--- BEGIN Given records ---

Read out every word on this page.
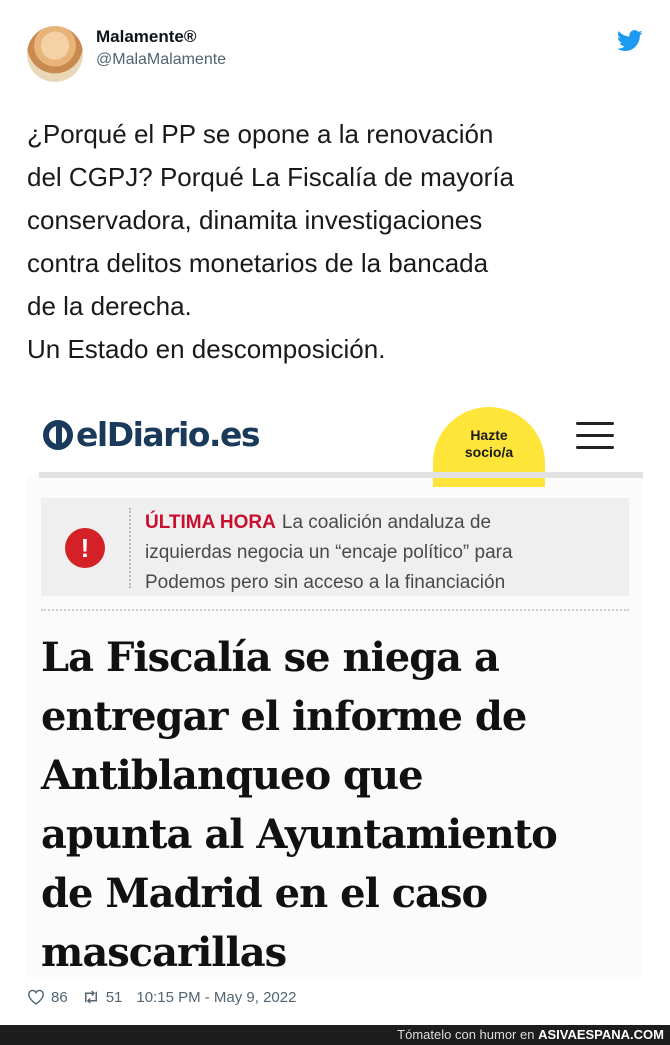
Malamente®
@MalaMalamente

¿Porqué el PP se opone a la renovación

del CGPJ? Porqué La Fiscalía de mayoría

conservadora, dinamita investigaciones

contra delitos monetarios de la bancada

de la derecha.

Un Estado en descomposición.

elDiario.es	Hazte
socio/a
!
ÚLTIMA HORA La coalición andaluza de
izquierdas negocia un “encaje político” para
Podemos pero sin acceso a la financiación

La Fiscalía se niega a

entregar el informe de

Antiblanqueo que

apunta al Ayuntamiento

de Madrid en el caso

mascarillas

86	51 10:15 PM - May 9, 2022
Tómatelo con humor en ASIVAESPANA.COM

--- END Given records ---
--- BEGIN Given records ---

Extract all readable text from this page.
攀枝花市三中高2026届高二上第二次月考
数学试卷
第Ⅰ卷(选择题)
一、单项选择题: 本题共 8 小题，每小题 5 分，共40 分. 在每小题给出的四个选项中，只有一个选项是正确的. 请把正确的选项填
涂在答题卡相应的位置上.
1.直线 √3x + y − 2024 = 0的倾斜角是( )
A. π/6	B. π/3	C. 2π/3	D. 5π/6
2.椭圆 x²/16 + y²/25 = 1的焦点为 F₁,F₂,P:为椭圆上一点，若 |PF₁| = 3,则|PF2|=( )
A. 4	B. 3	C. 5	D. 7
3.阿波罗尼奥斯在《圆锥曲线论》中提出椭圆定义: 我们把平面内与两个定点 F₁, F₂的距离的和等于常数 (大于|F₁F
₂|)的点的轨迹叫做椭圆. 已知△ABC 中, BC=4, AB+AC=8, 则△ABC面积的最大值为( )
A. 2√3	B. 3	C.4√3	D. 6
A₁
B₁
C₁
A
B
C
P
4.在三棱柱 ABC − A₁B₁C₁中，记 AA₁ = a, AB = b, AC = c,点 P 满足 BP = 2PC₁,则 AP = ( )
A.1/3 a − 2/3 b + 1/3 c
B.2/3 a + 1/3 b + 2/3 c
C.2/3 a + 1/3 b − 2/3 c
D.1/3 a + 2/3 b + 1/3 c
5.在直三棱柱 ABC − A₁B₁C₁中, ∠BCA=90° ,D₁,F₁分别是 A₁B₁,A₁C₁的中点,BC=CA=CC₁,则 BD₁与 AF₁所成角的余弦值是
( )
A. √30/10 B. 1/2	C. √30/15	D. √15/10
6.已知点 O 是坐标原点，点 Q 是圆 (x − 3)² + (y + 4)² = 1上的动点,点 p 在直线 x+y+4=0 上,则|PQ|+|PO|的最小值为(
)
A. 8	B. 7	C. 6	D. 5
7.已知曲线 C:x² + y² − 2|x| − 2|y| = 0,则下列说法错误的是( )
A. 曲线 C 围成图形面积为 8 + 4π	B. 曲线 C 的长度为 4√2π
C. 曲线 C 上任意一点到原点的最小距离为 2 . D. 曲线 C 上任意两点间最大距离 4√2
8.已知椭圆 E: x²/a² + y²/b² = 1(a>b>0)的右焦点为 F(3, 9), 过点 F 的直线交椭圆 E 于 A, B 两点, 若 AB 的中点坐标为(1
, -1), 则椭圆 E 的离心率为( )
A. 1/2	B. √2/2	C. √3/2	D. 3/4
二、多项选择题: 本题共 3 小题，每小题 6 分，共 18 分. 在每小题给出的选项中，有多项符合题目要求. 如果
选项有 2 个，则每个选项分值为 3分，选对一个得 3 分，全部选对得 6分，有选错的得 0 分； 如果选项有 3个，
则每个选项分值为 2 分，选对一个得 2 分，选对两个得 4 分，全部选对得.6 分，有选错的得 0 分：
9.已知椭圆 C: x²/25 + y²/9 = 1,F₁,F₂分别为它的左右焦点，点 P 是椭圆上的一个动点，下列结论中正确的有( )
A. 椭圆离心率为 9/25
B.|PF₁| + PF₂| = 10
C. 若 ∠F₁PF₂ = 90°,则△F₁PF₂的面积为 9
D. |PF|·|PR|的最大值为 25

--- END Given records ---
--- BEGIN Given records ---

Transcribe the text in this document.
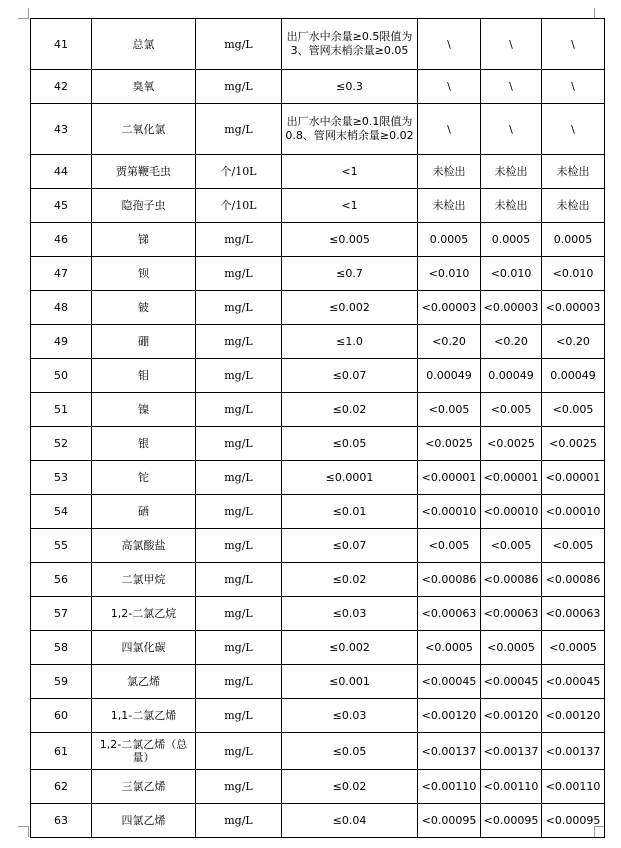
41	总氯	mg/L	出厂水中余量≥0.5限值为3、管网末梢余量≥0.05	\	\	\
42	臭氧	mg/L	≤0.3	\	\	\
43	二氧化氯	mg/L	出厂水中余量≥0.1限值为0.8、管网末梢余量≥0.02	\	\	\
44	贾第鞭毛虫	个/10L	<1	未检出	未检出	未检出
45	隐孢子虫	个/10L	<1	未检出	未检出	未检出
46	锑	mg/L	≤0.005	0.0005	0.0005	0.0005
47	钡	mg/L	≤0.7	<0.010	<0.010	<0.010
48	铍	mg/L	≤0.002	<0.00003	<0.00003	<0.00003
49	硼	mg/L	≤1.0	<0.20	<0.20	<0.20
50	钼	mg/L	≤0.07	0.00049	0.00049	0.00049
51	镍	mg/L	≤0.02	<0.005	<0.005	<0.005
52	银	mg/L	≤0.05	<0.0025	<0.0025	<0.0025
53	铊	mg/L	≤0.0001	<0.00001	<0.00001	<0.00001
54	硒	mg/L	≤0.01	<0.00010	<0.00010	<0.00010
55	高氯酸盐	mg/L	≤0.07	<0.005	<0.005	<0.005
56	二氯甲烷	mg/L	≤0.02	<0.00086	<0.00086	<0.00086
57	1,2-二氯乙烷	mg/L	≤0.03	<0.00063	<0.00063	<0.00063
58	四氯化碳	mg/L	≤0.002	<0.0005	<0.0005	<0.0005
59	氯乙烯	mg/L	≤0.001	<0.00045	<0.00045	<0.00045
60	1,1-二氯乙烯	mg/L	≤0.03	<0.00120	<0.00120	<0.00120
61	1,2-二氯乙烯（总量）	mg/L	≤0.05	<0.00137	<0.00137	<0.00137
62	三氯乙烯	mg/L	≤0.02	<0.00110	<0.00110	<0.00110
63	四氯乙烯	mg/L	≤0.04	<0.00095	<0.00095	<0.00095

--- END Given records ---

What to do —
Copy out every line of the listing that contains the string "Porqué".

Result of the exercise —
¿Porqué el PP se opone a la renovación
del CGPJ? Porqué La Fiscalía de mayoría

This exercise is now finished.